Datapoint : I remember watching an anime movie called The Cockpit a long time ago, which is actually three shorter movies rolled up in one - the first is about a Luftwaffe pilot who winds up, along with his entire family (as hostages) on board a captured US bomber carrying a nazi nuclear bomb and who eventually lets RAF planes shoot it down so he doesn’t have to drop the bomb ; the second is about the last hours of a young kamikaze pilot who, after failing his first mission due to faulty plane, successfully crashes into a US carrier. The kicker being that unbeknownst to him the Bomb has just been dropped on Hiroshima.
In both cases, the protagonists were portrayed as generally good, honourable guys put in shitty hopeless situations with no right answers and trying to do the right thing. The kamikaze short in particular is poignant, not just for the “and his sacrifice was all for nothing, cheers !” ending but also because he struggles a lot between his shame at having failed his first mission (while also knowing the mission is insane) but also leaving his girl behind and having to spend time with other pilots (escorts and the crew of the bomber that’ll carry his flying missile into launch range) who all vow to help him do his job after first trying to dissuade him. He knows they’re not coming back either and it’s quite visibly tearing him apart - yet he feels it’s something he has to do to try and save his country. They all spend their last night in a strange mix of celebration and mourning.

▶ _EXTRACTED DATA_
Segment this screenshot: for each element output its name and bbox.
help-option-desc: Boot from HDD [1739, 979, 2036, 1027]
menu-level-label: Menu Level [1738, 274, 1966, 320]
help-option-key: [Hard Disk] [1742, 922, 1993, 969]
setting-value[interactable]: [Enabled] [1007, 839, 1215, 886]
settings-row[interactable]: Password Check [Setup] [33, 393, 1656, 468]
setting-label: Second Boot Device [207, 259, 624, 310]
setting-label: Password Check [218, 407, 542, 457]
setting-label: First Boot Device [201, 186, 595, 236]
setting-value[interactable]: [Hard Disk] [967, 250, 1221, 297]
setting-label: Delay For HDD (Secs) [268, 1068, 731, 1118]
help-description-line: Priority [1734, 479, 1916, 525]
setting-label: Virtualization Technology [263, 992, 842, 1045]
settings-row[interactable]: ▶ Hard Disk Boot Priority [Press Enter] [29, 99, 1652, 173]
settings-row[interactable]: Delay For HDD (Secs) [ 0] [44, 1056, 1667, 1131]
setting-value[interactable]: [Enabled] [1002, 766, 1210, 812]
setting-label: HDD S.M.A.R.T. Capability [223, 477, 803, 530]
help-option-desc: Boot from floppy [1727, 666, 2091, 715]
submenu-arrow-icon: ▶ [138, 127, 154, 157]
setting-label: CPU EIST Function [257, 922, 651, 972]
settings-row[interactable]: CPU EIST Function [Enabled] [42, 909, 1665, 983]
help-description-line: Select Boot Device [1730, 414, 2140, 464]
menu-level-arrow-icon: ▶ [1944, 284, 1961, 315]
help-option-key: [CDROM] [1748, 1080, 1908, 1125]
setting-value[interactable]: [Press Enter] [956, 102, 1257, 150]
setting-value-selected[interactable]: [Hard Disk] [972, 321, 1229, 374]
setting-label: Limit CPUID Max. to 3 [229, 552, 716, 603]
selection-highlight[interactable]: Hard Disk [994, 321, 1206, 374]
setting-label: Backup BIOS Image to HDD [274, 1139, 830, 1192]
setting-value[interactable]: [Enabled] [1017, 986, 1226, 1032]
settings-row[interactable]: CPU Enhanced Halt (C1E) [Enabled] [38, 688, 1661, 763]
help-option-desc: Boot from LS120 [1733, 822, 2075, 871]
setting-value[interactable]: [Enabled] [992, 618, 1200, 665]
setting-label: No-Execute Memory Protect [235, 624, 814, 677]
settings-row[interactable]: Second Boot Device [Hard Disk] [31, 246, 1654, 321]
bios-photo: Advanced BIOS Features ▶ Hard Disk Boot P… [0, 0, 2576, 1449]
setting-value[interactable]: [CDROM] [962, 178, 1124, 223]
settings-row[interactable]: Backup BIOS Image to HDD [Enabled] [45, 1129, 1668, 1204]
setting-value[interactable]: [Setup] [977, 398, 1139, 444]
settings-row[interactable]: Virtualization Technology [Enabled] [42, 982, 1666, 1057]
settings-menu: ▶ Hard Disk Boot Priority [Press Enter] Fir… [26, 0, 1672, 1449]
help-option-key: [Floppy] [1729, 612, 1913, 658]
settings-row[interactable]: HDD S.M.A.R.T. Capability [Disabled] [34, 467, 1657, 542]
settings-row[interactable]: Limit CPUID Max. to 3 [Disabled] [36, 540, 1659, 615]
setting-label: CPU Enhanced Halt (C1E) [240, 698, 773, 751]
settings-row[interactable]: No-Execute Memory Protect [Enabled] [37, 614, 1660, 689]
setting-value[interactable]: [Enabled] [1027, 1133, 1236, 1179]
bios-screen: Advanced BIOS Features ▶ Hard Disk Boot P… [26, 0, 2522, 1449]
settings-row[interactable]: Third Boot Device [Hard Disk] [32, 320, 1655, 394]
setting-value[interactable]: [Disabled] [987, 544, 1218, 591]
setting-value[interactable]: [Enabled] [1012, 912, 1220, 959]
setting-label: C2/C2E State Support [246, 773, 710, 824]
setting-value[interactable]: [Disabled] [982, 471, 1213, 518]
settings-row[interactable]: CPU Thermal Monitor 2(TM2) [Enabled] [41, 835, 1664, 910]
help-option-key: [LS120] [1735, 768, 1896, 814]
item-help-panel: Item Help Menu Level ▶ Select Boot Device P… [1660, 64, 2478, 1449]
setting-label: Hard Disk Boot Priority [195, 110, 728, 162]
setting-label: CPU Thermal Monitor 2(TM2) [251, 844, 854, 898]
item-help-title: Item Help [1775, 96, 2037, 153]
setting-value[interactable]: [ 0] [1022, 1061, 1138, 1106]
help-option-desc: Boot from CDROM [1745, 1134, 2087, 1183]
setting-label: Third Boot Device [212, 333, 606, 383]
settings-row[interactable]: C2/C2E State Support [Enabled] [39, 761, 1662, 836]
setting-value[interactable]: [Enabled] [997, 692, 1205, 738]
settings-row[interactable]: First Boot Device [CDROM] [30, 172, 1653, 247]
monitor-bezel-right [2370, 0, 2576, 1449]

▶ _THINGS TO DO_
1. Copy the passage from the text about The Cockpit word for word, starting at "Datapoint : I" and ending at "dropped on Hiroshima.".
2. Pick up the text about The Cockpit where it stops and continue it.

▶ _EXERCISE ANSWERS_
1.
Datapoint : I remember watching an anime movie called The Cockpit a long time ago, which is actually three shorter movies rolled up in one - the first is about a Luftwaffe pilot who winds up, along with his entire family (as hostages) on board a captured US bomber carrying a nazi nuclear bomb and who eventually lets RAF planes shoot it down so he doesn’t have to drop the bomb ; the second is about the last hours of a young kamikaze pilot who, after failing his first mission due to faulty plane, successfully crashes into a US carrier. The kicker being that unbeknownst to him the Bomb has just been dropped on Hiroshima.

2.
Notably, the film also features an American fighter pilot who IIRC ends up crashing his plane into the bomber when out of ammo to try and save the fleet before the Ohka can be launched - tinges of “both sides did it” there.
But then Japanese literary and media culture is full of these Cornelian dilemmas of duty/honour/social expectations vs. personal aspirations/the pursuit of happiness ; and they all end in tragedy. Kamikazes slot right into that. All in all, the movie is very much anti-war while at the same time honouring/mourning the warriors. It feels a lot like Hamburger Hill in tone - “war is absurd, everyone involved hates it, taking this hill is the pinnacle of obscene futility. Let’s do it”.
Good thing no-one in this thread has actually defended the wartime Japanese, then…
Racist propaganda was only brought up specifically in response to the idea that the Japanese were unusual in being indoctrinated in racial hatred. It was not a counter to the idea that the Japanese committed atrocities. Not even the actual American atrocities are counter to that.
I think you’re forgetting the firebombing of civilians and , oh, 2 atomic bombs…
…and the being perfectly happy to use the results of that medical experimentation after the war, of course. But otherwise, yeah, no way the American government would have conducted its own unethical human medical experiments at that time. No way.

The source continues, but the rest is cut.